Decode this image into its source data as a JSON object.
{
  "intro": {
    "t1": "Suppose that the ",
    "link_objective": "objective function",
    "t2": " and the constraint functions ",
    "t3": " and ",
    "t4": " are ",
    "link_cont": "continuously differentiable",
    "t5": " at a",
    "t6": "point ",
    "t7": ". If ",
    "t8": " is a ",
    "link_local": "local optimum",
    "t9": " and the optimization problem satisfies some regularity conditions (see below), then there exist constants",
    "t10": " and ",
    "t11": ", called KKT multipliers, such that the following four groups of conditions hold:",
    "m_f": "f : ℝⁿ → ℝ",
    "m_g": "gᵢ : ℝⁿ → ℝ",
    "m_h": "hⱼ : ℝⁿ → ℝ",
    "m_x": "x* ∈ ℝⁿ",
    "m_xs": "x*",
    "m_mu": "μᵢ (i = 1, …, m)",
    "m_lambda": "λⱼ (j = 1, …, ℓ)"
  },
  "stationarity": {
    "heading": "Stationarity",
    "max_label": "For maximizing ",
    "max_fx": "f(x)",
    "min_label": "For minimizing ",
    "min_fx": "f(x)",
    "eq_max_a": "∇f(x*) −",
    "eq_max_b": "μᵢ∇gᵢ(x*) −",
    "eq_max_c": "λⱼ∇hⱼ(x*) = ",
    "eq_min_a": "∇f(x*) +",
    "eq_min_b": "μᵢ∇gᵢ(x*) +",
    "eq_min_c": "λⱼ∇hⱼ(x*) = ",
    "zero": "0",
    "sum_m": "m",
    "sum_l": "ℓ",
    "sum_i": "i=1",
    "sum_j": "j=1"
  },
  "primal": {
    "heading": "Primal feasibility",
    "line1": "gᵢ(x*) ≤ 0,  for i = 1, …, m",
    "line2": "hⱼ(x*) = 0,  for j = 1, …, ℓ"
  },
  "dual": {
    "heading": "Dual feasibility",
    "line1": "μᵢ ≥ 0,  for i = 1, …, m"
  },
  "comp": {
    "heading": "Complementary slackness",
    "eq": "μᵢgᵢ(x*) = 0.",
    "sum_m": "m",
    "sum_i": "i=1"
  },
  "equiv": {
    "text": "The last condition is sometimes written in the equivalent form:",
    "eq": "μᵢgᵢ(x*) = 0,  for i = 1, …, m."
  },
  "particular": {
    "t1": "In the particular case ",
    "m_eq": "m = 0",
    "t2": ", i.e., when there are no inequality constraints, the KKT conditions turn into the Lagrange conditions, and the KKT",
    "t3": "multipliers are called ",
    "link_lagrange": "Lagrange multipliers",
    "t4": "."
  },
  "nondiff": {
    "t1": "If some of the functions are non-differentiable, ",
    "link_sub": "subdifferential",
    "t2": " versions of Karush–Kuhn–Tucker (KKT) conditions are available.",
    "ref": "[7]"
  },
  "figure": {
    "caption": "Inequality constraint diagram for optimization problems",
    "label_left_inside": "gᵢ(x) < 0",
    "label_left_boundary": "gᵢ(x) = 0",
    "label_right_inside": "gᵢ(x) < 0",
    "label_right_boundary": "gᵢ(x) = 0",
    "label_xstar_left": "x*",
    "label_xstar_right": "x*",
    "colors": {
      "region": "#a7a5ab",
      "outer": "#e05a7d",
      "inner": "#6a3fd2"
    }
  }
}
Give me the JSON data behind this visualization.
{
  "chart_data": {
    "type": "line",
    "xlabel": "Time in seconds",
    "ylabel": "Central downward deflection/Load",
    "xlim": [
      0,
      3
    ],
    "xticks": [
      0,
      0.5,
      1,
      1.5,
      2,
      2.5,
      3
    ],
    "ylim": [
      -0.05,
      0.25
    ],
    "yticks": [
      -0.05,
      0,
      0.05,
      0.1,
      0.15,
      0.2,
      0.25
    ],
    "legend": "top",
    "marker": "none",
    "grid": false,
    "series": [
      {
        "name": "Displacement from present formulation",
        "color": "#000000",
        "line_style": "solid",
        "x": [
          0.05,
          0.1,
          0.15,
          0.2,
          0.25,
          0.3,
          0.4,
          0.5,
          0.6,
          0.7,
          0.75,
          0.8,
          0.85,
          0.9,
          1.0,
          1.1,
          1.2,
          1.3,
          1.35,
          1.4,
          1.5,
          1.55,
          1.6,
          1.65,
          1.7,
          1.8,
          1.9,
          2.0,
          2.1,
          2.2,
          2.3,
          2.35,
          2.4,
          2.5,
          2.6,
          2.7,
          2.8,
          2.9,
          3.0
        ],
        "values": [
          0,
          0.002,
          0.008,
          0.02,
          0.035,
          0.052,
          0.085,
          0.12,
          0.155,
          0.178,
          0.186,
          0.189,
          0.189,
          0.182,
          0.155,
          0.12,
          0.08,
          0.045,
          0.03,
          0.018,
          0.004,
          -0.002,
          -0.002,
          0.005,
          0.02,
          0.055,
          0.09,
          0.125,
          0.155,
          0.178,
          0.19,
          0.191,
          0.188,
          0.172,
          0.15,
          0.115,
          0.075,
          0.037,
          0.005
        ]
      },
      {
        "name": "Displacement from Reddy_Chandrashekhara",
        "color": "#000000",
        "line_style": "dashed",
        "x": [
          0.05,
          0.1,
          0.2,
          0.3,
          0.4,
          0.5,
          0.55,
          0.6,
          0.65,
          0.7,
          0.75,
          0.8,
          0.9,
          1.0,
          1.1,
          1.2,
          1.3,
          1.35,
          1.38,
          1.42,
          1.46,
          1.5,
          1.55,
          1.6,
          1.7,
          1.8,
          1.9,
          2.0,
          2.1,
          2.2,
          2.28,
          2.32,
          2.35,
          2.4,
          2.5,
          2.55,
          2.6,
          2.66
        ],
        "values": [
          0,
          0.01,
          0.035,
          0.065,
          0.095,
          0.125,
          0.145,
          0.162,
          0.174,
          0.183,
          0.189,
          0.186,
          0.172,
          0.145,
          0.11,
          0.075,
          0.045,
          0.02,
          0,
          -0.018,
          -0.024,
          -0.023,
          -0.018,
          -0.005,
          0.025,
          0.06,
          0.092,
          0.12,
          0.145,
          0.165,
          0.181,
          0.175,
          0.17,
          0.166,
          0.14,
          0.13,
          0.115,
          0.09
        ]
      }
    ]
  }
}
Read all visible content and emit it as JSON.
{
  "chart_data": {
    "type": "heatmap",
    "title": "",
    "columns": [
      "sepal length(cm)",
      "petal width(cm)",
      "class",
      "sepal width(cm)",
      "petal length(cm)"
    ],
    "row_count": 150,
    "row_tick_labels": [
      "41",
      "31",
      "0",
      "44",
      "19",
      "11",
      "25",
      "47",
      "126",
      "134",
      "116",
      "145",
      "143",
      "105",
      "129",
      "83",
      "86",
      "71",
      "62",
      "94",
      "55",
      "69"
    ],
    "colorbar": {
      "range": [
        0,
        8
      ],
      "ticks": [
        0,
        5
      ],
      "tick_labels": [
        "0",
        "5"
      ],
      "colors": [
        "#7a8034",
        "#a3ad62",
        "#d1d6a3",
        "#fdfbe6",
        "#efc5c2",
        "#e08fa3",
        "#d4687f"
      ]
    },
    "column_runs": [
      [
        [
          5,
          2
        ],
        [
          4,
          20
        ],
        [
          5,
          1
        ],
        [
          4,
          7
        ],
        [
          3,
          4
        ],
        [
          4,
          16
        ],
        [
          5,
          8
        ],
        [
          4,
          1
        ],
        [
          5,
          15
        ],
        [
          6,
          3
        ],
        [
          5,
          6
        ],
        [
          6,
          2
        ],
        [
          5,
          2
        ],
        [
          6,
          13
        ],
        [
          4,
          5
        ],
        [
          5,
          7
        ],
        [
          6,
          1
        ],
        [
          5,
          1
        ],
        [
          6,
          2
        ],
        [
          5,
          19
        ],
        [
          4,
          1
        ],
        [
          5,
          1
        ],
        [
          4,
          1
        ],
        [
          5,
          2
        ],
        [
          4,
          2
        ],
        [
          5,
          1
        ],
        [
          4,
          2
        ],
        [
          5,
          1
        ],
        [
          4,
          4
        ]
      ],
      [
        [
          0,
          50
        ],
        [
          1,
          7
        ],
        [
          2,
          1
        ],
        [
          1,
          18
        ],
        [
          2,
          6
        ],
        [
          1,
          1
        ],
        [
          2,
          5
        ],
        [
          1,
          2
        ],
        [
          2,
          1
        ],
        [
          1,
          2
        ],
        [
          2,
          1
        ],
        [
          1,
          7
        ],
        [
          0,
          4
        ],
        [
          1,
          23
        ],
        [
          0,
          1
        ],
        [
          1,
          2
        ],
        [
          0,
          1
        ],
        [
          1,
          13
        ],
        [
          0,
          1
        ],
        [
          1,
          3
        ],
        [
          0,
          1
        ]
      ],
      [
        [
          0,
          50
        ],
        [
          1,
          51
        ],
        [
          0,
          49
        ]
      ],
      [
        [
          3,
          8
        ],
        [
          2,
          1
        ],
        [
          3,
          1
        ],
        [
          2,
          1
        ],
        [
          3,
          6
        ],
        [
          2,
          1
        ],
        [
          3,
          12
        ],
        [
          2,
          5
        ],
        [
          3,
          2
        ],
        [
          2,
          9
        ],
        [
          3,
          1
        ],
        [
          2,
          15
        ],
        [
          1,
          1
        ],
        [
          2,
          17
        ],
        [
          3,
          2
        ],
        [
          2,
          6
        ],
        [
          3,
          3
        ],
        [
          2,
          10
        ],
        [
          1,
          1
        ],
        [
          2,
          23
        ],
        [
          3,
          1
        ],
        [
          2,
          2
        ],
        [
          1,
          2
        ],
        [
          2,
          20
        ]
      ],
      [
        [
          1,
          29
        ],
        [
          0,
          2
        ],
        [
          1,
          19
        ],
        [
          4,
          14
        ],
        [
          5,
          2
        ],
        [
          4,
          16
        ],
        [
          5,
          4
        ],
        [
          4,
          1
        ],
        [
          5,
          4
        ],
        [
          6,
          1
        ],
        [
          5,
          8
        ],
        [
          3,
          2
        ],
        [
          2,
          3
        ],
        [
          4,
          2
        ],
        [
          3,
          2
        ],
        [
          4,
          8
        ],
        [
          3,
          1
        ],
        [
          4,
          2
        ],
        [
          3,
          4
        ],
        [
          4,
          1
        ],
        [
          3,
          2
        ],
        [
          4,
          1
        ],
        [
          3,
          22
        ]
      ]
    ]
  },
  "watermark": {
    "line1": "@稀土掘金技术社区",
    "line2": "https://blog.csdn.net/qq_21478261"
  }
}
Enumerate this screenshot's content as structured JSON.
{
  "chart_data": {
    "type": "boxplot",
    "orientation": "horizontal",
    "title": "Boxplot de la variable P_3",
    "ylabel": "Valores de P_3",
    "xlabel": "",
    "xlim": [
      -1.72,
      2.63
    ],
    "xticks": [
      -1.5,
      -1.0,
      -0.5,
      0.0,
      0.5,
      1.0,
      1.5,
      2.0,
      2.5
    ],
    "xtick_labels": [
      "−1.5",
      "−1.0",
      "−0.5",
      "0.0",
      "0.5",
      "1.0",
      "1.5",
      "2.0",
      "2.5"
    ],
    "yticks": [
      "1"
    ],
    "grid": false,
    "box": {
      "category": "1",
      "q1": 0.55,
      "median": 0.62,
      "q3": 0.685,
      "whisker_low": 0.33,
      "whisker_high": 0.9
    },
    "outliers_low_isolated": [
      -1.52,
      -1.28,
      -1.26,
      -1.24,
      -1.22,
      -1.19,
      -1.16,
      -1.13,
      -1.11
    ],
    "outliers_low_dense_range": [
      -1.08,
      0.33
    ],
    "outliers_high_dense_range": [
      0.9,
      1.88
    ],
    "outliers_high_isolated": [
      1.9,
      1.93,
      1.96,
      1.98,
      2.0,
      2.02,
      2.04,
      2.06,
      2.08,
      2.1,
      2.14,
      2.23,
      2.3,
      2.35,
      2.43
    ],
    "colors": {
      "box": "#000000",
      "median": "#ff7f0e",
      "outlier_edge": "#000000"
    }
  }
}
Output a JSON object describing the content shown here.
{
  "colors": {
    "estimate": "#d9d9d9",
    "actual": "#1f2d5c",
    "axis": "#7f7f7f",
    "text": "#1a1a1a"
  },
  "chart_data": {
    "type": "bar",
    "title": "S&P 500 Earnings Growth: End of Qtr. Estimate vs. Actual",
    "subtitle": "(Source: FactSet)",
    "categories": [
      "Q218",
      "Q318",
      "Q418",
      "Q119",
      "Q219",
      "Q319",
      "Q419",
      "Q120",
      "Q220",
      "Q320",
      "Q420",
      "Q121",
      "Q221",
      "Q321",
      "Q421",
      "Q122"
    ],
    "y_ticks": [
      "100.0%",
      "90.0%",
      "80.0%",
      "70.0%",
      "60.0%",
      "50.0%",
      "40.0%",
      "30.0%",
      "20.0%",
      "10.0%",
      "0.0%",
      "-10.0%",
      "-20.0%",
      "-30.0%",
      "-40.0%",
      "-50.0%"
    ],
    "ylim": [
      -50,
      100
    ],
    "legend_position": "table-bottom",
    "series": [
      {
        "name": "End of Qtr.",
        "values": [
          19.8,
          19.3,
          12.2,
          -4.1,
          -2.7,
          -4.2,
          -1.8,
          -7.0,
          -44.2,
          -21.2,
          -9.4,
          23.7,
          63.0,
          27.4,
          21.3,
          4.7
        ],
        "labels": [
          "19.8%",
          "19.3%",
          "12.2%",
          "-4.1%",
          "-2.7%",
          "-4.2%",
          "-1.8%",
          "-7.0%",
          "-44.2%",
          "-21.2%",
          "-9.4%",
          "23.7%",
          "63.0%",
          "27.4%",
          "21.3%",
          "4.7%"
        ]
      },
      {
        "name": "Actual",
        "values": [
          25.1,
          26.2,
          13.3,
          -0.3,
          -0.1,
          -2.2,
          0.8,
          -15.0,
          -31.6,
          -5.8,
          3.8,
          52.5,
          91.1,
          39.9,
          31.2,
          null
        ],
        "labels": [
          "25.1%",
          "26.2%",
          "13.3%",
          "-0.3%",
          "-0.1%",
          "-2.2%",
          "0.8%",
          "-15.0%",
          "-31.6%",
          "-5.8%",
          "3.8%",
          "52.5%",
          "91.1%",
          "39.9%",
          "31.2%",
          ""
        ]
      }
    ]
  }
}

PROMPT.
How many lines of these entries contain "from"? Answer with the number and nothing else.

ANSWER TO THIS EXERCISE.
2